§ Aim
Your task is to transcribe the records exactly, skipping every image.

Collected data entries:
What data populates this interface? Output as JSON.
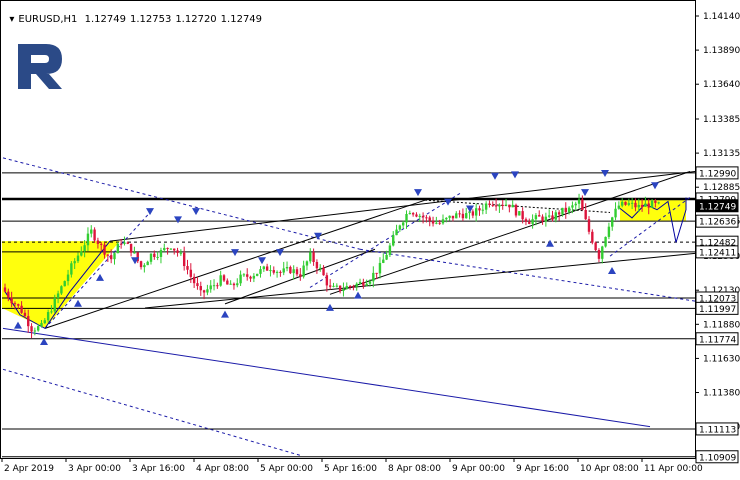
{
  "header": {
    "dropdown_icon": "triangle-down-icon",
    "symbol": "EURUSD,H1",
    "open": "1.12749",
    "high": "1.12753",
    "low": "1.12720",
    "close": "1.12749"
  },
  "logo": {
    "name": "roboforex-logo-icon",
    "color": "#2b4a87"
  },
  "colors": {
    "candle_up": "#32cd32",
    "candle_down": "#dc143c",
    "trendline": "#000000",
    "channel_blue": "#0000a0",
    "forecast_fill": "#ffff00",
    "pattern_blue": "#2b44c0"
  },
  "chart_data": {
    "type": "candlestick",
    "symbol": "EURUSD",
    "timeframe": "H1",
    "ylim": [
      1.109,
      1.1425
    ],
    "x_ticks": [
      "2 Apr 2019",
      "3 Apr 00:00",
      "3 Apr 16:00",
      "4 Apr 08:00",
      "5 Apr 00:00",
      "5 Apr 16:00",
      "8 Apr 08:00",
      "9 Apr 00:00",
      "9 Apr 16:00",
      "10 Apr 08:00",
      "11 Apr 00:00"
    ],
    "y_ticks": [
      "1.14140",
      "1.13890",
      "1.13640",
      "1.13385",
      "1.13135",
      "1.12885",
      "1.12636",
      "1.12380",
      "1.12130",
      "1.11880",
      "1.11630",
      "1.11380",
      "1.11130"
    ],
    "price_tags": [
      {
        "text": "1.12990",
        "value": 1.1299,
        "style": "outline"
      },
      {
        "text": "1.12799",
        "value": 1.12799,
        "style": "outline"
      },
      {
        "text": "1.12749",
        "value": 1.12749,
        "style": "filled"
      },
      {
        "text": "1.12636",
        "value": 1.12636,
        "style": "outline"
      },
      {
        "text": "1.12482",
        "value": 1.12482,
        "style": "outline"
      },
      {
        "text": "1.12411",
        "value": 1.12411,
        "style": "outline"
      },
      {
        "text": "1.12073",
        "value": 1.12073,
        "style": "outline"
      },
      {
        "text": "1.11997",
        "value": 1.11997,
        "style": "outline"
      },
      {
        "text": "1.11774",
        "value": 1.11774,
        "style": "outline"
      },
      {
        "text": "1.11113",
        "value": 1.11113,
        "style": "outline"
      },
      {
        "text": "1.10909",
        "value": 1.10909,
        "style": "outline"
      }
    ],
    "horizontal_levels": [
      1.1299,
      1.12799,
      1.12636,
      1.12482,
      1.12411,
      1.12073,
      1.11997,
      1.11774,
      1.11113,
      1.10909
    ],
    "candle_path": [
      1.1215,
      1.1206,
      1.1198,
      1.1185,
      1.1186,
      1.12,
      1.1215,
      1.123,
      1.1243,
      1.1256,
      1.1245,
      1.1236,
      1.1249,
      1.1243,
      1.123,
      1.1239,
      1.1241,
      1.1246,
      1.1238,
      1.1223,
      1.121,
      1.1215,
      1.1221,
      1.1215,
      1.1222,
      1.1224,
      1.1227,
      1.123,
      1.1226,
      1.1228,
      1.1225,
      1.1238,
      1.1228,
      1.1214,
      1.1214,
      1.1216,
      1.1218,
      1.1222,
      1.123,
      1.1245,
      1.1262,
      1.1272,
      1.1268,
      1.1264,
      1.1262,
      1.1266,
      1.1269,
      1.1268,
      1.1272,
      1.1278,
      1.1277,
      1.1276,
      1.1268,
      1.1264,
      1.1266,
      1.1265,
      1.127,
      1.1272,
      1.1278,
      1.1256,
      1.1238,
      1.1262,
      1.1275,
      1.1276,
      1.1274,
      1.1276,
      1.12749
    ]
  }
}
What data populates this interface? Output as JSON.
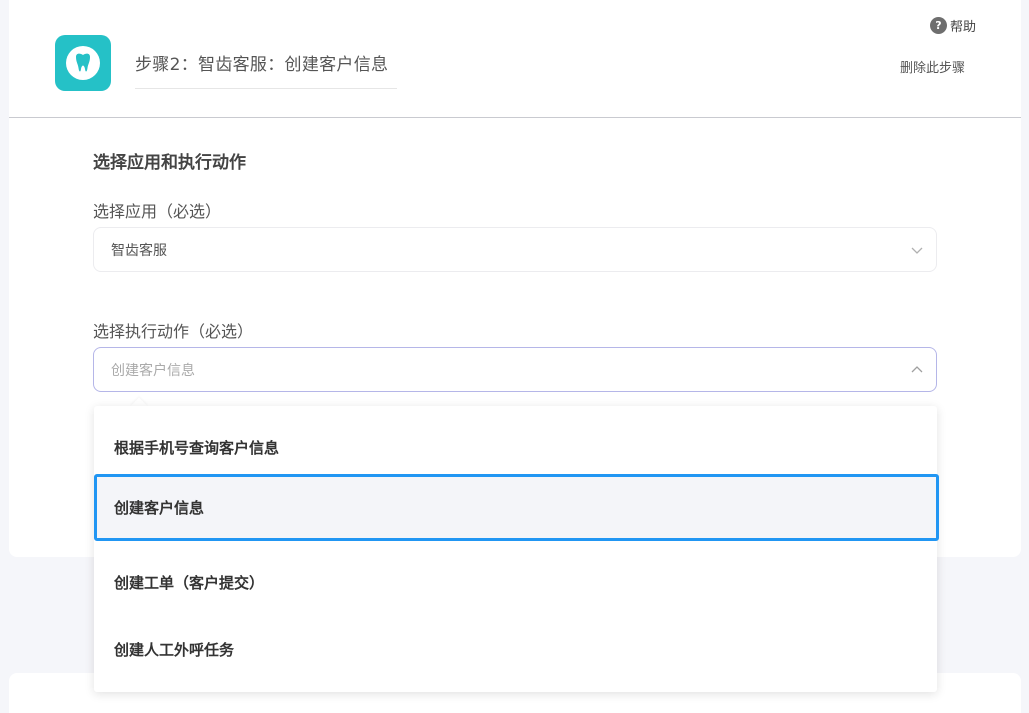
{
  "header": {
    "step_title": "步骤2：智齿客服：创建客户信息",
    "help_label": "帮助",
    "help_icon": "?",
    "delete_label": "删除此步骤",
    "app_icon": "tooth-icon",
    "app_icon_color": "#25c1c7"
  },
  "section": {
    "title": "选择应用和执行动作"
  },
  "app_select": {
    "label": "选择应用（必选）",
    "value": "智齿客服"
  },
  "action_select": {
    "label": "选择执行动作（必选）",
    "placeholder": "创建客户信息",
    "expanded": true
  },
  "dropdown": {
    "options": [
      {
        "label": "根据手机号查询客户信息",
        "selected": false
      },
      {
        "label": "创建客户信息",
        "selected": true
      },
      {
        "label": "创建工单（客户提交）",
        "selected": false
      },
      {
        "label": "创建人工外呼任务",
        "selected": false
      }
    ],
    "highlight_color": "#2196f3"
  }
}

§ Task answer
What data populates this interface? Output as JSON.
{
  "header": {
    "dropdown_icon": "triangle-down-icon",
    "symbol": "EURUSD,H1",
    "open": "1.12749",
    "high": "1.12753",
    "low": "1.12720",
    "close": "1.12749"
  },
  "logo": {
    "name": "roboforex-logo-icon",
    "color": "#2b4a87"
  },
  "colors": {
    "candle_up": "#32cd32",
    "candle_down": "#dc143c",
    "trendline": "#000000",
    "channel_blue": "#0000a0",
    "forecast_fill": "#ffff00",
    "pattern_blue": "#2b44c0"
  },
  "chart_data": {
    "type": "candlestick",
    "symbol": "EURUSD",
    "timeframe": "H1",
    "ylim": [
      1.109,
      1.1425
    ],
    "x_ticks": [
      "2 Apr 2019",
      "3 Apr 00:00",
      "3 Apr 16:00",
      "4 Apr 08:00",
      "5 Apr 00:00",
      "5 Apr 16:00",
      "8 Apr 08:00",
      "9 Apr 00:00",
      "9 Apr 16:00",
      "10 Apr 08:00",
      "11 Apr 00:00"
    ],
    "y_ticks": [
      "1.14140",
      "1.13890",
      "1.13640",
      "1.13385",
      "1.13135",
      "1.12885",
      "1.12636",
      "1.12380",
      "1.12130",
      "1.11880",
      "1.11630",
      "1.11380",
      "1.11130"
    ],
    "price_tags": [
      {
        "text": "1.12990",
        "value": 1.1299,
        "style": "outline"
      },
      {
        "text": "1.12799",
        "value": 1.12799,
        "style": "outline"
      },
      {
        "text": "1.12749",
        "value": 1.12749,
        "style": "filled"
      },
      {
        "text": "1.12636",
        "value": 1.12636,
        "style": "outline"
      },
      {
        "text": "1.12482",
        "value": 1.12482,
        "style": "outline"
      },
      {
        "text": "1.12411",
        "value": 1.12411,
        "style": "outline"
      },
      {
        "text": "1.12073",
        "value": 1.12073,
        "style": "outline"
      },
      {
        "text": "1.11997",
        "value": 1.11997,
        "style": "outline"
      },
      {
        "text": "1.11774",
        "value": 1.11774,
        "style": "outline"
      },
      {
        "text": "1.11113",
        "value": 1.11113,
        "style": "outline"
      },
      {
        "text": "1.10909",
        "value": 1.10909,
        "style": "outline"
      }
    ],
    "horizontal_levels": [
      1.1299,
      1.12799,
      1.12636,
      1.12482,
      1.12411,
      1.12073,
      1.11997,
      1.11774,
      1.11113,
      1.10909
    ],
    "candle_path": [
      1.1215,
      1.1206,
      1.1198,
      1.1185,
      1.1186,
      1.12,
      1.1215,
      1.123,
      1.1243,
      1.1256,
      1.1245,
      1.1236,
      1.1249,
      1.1243,
      1.123,
      1.1239,
      1.1241,
      1.1246,
      1.1238,
      1.1223,
      1.121,
      1.1215,
      1.1221,
      1.1215,
      1.1222,
      1.1224,
      1.1227,
      1.123,
      1.1226,
      1.1228,
      1.1225,
      1.1238,
      1.1228,
      1.1214,
      1.1214,
      1.1216,
      1.1218,
      1.1222,
      1.123,
      1.1245,
      1.1262,
      1.1272,
      1.1268,
      1.1264,
      1.1262,
      1.1266,
      1.1269,
      1.1268,
      1.1272,
      1.1278,
      1.1277,
      1.1276,
      1.1268,
      1.1264,
      1.1266,
      1.1265,
      1.127,
      1.1272,
      1.1278,
      1.1256,
      1.1238,
      1.1262,
      1.1275,
      1.1276,
      1.1274,
      1.1276,
      1.12749
    ]
  }
}
What data populates this interface? Output as JSON.
{
  "header": {
    "step_title": "步骤2：智齿客服：创建客户信息",
    "help_label": "帮助",
    "help_icon": "?",
    "delete_label": "删除此步骤",
    "app_icon": "tooth-icon",
    "app_icon_color": "#25c1c7"
  },
  "section": {
    "title": "选择应用和执行动作"
  },
  "app_select": {
    "label": "选择应用（必选）",
    "value": "智齿客服"
  },
  "action_select": {
    "label": "选择执行动作（必选）",
    "placeholder": "创建客户信息",
    "expanded": true
  },
  "dropdown": {
    "options": [
      {
        "label": "根据手机号查询客户信息",
        "selected": false
      },
      {
        "label": "创建客户信息",
        "selected": true
      },
      {
        "label": "创建工单（客户提交）",
        "selected": false
      },
      {
        "label": "创建人工外呼任务",
        "selected": false
      }
    ],
    "highlight_color": "#2196f3"
  }
}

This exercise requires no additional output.